>> Start

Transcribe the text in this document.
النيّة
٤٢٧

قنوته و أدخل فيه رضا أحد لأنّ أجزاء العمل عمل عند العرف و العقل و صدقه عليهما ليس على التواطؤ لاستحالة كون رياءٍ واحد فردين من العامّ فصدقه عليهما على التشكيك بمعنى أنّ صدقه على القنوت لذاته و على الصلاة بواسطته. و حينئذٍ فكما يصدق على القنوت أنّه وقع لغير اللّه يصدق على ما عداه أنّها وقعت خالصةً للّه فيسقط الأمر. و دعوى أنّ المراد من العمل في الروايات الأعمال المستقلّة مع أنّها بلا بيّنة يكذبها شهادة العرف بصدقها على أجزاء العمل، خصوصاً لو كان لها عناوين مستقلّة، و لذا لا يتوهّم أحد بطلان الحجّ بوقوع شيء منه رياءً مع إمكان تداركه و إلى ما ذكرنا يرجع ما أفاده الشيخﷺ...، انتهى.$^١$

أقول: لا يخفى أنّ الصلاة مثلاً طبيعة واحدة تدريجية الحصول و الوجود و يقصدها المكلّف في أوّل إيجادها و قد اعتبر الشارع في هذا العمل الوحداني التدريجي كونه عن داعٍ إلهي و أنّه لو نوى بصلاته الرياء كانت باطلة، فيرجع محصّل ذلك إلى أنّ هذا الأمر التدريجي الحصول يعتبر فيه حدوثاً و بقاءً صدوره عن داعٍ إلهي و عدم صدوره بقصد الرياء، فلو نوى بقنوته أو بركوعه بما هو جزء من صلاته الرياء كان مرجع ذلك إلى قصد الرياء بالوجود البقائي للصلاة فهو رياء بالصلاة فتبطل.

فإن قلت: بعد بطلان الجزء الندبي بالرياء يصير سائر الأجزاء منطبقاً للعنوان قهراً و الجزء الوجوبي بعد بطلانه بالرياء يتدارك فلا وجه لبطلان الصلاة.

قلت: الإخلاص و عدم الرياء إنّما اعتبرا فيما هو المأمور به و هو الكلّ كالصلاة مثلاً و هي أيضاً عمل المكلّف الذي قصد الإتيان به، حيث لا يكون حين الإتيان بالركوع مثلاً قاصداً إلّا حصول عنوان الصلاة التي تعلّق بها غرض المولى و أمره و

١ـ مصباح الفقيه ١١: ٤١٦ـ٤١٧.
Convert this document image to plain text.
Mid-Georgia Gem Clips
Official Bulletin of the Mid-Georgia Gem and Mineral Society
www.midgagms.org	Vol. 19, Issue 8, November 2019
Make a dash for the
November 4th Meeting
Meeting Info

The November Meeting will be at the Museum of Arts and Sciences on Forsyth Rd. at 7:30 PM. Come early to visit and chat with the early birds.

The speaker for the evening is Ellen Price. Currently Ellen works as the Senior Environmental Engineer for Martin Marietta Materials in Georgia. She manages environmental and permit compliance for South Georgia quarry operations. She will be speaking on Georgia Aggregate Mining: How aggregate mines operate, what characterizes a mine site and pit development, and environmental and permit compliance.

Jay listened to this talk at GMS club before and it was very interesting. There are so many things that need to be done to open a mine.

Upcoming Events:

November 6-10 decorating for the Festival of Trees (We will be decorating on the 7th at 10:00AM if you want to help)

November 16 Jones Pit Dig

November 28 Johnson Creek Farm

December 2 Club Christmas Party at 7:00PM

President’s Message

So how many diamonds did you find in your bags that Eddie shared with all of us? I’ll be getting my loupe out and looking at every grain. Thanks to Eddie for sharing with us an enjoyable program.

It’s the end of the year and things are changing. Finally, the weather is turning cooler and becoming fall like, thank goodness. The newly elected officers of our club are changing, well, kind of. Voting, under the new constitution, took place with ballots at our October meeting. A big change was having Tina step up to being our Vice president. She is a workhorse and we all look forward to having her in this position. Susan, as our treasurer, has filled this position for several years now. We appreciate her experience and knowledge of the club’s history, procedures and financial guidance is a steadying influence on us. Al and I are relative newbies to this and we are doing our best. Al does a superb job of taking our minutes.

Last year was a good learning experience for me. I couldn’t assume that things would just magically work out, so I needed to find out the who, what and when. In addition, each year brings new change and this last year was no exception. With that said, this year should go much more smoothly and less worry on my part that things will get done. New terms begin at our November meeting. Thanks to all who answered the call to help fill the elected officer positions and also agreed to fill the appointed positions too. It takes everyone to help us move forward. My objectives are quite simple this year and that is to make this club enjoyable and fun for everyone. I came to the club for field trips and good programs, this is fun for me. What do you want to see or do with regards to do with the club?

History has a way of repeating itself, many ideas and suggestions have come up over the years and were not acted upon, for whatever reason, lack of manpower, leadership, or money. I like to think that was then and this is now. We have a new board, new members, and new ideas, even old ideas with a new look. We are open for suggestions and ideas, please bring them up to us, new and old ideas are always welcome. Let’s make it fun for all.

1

>> End

What to do — Quote all the records exactly, please, leaving none out.

Worked solution —
Transcribe the text in this document.
النيّة
٤٢٧

قنوته و أدخل فيه رضا أحد لأنّ أجزاء العمل عمل عند العرف و العقل و صدقه عليهما ليس على التواطؤ لاستحالة كون رياءٍ واحد فردين من العامّ فصدقه عليهما على التشكيك بمعنى أنّ صدقه على القنوت لذاته و على الصلاة بواسطته. و حينئذٍ فكما يصدق على القنوت أنّه وقع لغير اللّه يصدق على ما عداه أنّها وقعت خالصةً للّه فيسقط الأمر. و دعوى أنّ المراد من العمل في الروايات الأعمال المستقلّة مع أنّها بلا بيّنة يكذبها شهادة العرف بصدقها على أجزاء العمل، خصوصاً لو كان لها عناوين مستقلّة، و لذا لا يتوهّم أحد بطلان الحجّ بوقوع شيء منه رياءً مع إمكان تداركه و إلى ما ذكرنا يرجع ما أفاده الشيخﷺ...، انتهى.$^١$

أقول: لا يخفى أنّ الصلاة مثلاً طبيعة واحدة تدريجية الحصول و الوجود و يقصدها المكلّف في أوّل إيجادها و قد اعتبر الشارع في هذا العمل الوحداني التدريجي كونه عن داعٍ إلهي و أنّه لو نوى بصلاته الرياء كانت باطلة، فيرجع محصّل ذلك إلى أنّ هذا الأمر التدريجي الحصول يعتبر فيه حدوثاً و بقاءً صدوره عن داعٍ إلهي و عدم صدوره بقصد الرياء، فلو نوى بقنوته أو بركوعه بما هو جزء من صلاته الرياء كان مرجع ذلك إلى قصد الرياء بالوجود البقائي للصلاة فهو رياء بالصلاة فتبطل.

فإن قلت: بعد بطلان الجزء الندبي بالرياء يصير سائر الأجزاء منطبقاً للعنوان قهراً و الجزء الوجوبي بعد بطلانه بالرياء يتدارك فلا وجه لبطلان الصلاة.

قلت: الإخلاص و عدم الرياء إنّما اعتبرا فيما هو المأمور به و هو الكلّ كالصلاة مثلاً و هي أيضاً عمل المكلّف الذي قصد الإتيان به، حيث لا يكون حين الإتيان بالركوع مثلاً قاصداً إلّا حصول عنوان الصلاة التي تعلّق بها غرض المولى و أمره و

١ـ مصباح الفقيه ١١: ٤١٦ـ٤١٧.
Convert this document image to plain text.
Mid-Georgia Gem Clips
Official Bulletin of the Mid-Georgia Gem and Mineral Society
www.midgagms.org	Vol. 19, Issue 8, November 2019
Make a dash for the
November 4th Meeting
Meeting Info

The November Meeting will be at the Museum of Arts and Sciences on Forsyth Rd. at 7:30 PM. Come early to visit and chat with the early birds.

The speaker for the evening is Ellen Price. Currently Ellen works as the Senior Environmental Engineer for Martin Marietta Materials in Georgia. She manages environmental and permit compliance for South Georgia quarry operations. She will be speaking on Georgia Aggregate Mining: How aggregate mines operate, what characterizes a mine site and pit development, and environmental and permit compliance.

Jay listened to this talk at GMS club before and it was very interesting. There are so many things that need to be done to open a mine.

Upcoming Events:

November 6-10 decorating for the Festival of Trees (We will be decorating on the 7th at 10:00AM if you want to help)

November 16 Jones Pit Dig

November 28 Johnson Creek Farm

December 2 Club Christmas Party at 7:00PM

President’s Message

So how many diamonds did you find in your bags that Eddie shared with all of us? I’ll be getting my loupe out and looking at every grain. Thanks to Eddie for sharing with us an enjoyable program.

It’s the end of the year and things are changing. Finally, the weather is turning cooler and becoming fall like, thank goodness. The newly elected officers of our club are changing, well, kind of. Voting, under the new constitution, took place with ballots at our October meeting. A big change was having Tina step up to being our Vice president. She is a workhorse and we all look forward to having her in this position. Susan, as our treasurer, has filled this position for several years now. We appreciate her experience and knowledge of the club’s history, procedures and financial guidance is a steadying influence on us. Al and I are relative newbies to this and we are doing our best. Al does a superb job of taking our minutes.

Last year was a good learning experience for me. I couldn’t assume that things would just magically work out, so I needed to find out the who, what and when. In addition, each year brings new change and this last year was no exception. With that said, this year should go much more smoothly and less worry on my part that things will get done. New terms begin at our November meeting. Thanks to all who answered the call to help fill the elected officer positions and also agreed to fill the appointed positions too. It takes everyone to help us move forward. My objectives are quite simple this year and that is to make this club enjoyable and fun for everyone. I came to the club for field trips and good programs, this is fun for me. What do you want to see or do with regards to do with the club?

History has a way of repeating itself, many ideas and suggestions have come up over the years and were not acted upon, for whatever reason, lack of manpower, leadership, or money. I like to think that was then and this is now. We have a new board, new members, and new ideas, even old ideas with a new look. We are open for suggestions and ideas, please bring them up to us, new and old ideas are always welcome. Let’s make it fun for all.

1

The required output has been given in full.